## SHORT EXERCISE
Below are the entries; state how many of their lines contain the string "title", and nothing more.
___ DATA TO USE ___
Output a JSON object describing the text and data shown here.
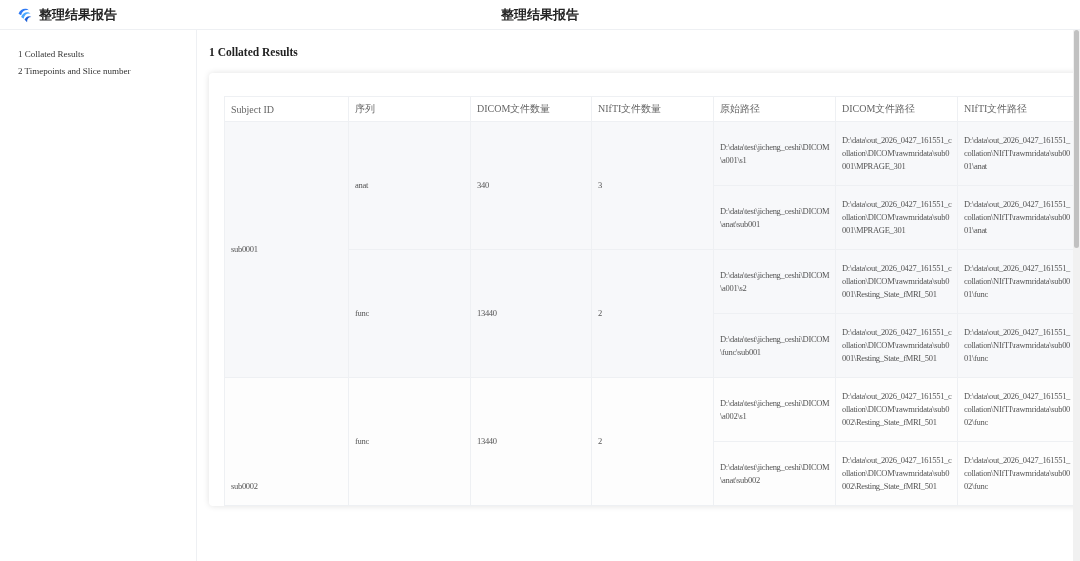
{
  "header": {
    "brand": "整理结果报告",
    "title": "整理结果报告"
  },
  "sidebar": {
    "items": [
      {
        "label": "1 Collated Results",
        "selected": false
      },
      {
        "label": "2 Timepoints and Slice number",
        "selected": false
      }
    ]
  },
  "section": {
    "title": "1 Collated Results"
  },
  "table": {
    "columns": [
      "Subject ID",
      "序列",
      "DICOM文件数量",
      "NIfTI文件数量",
      "原始路径",
      "DICOM文件路径",
      "NIfTI文件路径"
    ],
    "subjects": [
      {
        "id": "sub0001",
        "sequences": [
          {
            "name": "anat",
            "dicom_count": "340",
            "nifti_count": "3",
            "paths": [
              {
                "source": "D:\\data\\test\\jicheng_ceshi\\DICOM\\a001\\s1",
                "dicom": "D:\\data\\out_2026_0427_161551_collation\\DICOM\\rawmridata\\sub0001\\MPRAGE_301",
                "nifti": "D:\\data\\out_2026_0427_161551_collation\\NIfTI\\rawmridata\\sub0001\\anat"
              },
              {
                "source": "D:\\data\\test\\jicheng_ceshi\\DICOM\\anat\\sub001",
                "dicom": "D:\\data\\out_2026_0427_161551_collation\\DICOM\\rawmridata\\sub0001\\MPRAGE_301",
                "nifti": "D:\\data\\out_2026_0427_161551_collation\\NIfTI\\rawmridata\\sub0001\\anat"
              }
            ]
          },
          {
            "name": "func",
            "dicom_count": "13440",
            "nifti_count": "2",
            "paths": [
              {
                "source": "D:\\data\\test\\jicheng_ceshi\\DICOM\\a001\\s2",
                "dicom": "D:\\data\\out_2026_0427_161551_collation\\DICOM\\rawmridata\\sub0001\\Resting_State_fMRI_501",
                "nifti": "D:\\data\\out_2026_0427_161551_collation\\NIfTI\\rawmridata\\sub0001\\func"
              },
              {
                "source": "D:\\data\\test\\jicheng_ceshi\\DICOM\\func\\sub001",
                "dicom": "D:\\data\\out_2026_0427_161551_collation\\DICOM\\rawmridata\\sub0001\\Resting_State_fMRI_501",
                "nifti": "D:\\data\\out_2026_0427_161551_collation\\NIfTI\\rawmridata\\sub0001\\func"
              }
            ]
          }
        ]
      },
      {
        "id": "sub0002",
        "sequences": [
          {
            "name": "func",
            "dicom_count": "13440",
            "nifti_count": "2",
            "paths": [
              {
                "source": "D:\\data\\test\\jicheng_ceshi\\DICOM\\a002\\s1",
                "dicom": "D:\\data\\out_2026_0427_161551_collation\\DICOM\\rawmridata\\sub0002\\Resting_State_fMRI_501",
                "nifti": "D:\\data\\out_2026_0427_161551_collation\\NIfTI\\rawmridata\\sub0002\\func"
              },
              {
                "source": "D:\\data\\test\\jicheng_ceshi\\DICOM\\anat\\sub002",
                "dicom": "D:\\data\\out_2026_0427_161551_collation\\DICOM\\rawmridata\\sub0002\\Resting_State_fMRI_501",
                "nifti": "D:\\data\\out_2026_0427_161551_collation\\NIfTI\\rawmridata\\sub0002\\func"
              }
            ]
          }
        ]
      }
    ]
  }
}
___
## EXPECTED ANSWER
2